## Objective:
Write out every entry exactly as given, but omit the pictures.

## Data for processing:
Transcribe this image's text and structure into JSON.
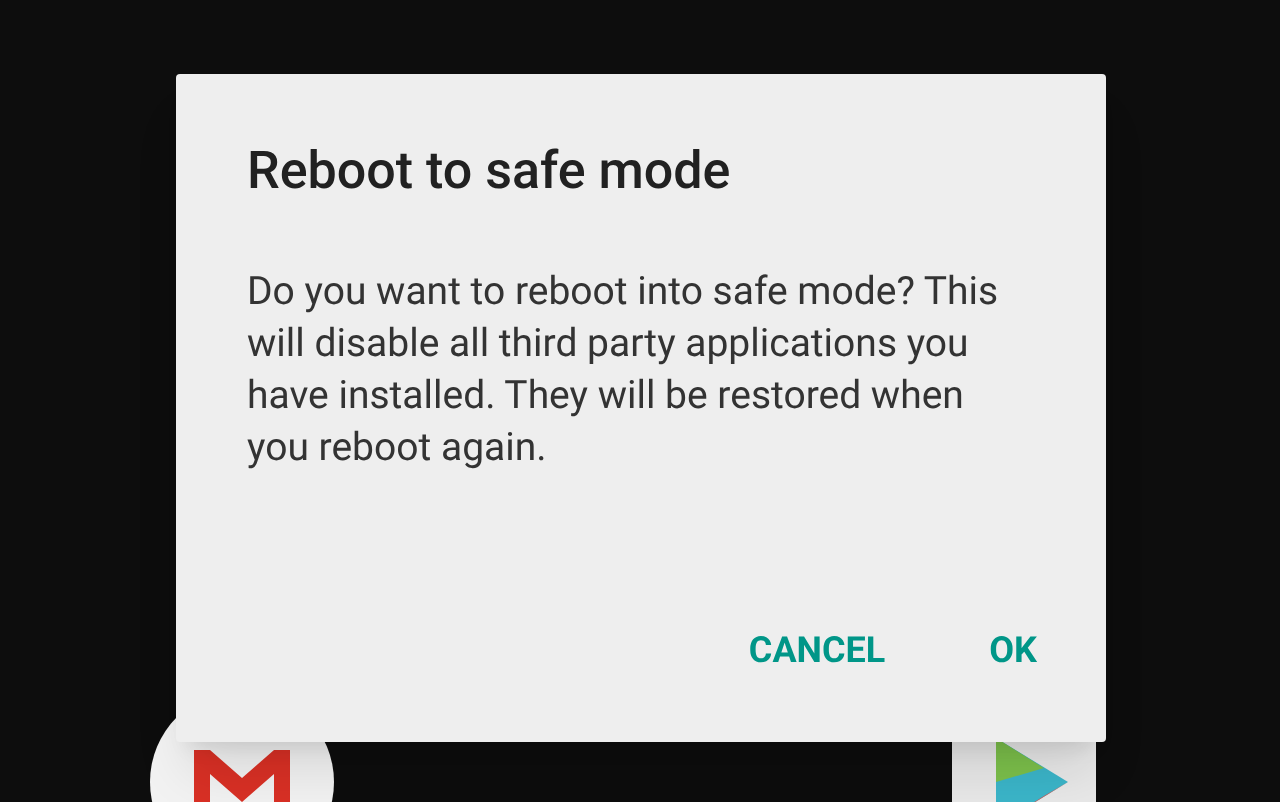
{
  "dialog": {
    "title": "Reboot to safe mode",
    "message": "Do you want to reboot into safe mode? This will disable all third party applications you have installed. They will be restored when you reboot again.",
    "buttons": [
      {
        "label": "CANCEL"
      },
      {
        "label": "OK"
      }
    ]
  }
}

## Expected output:
Transcribe this image's text and structure into JSON.
{
  "dialog": {
    "title": "Reboot to safe mode",
    "message": "Do you want to reboot into safe mode? This will disable all third party applications you have installed. They will be restored when you reboot again.",
    "buttons": [
      {
        "label": "CANCEL"
      },
      {
        "label": "OK"
      }
    ]
  }
}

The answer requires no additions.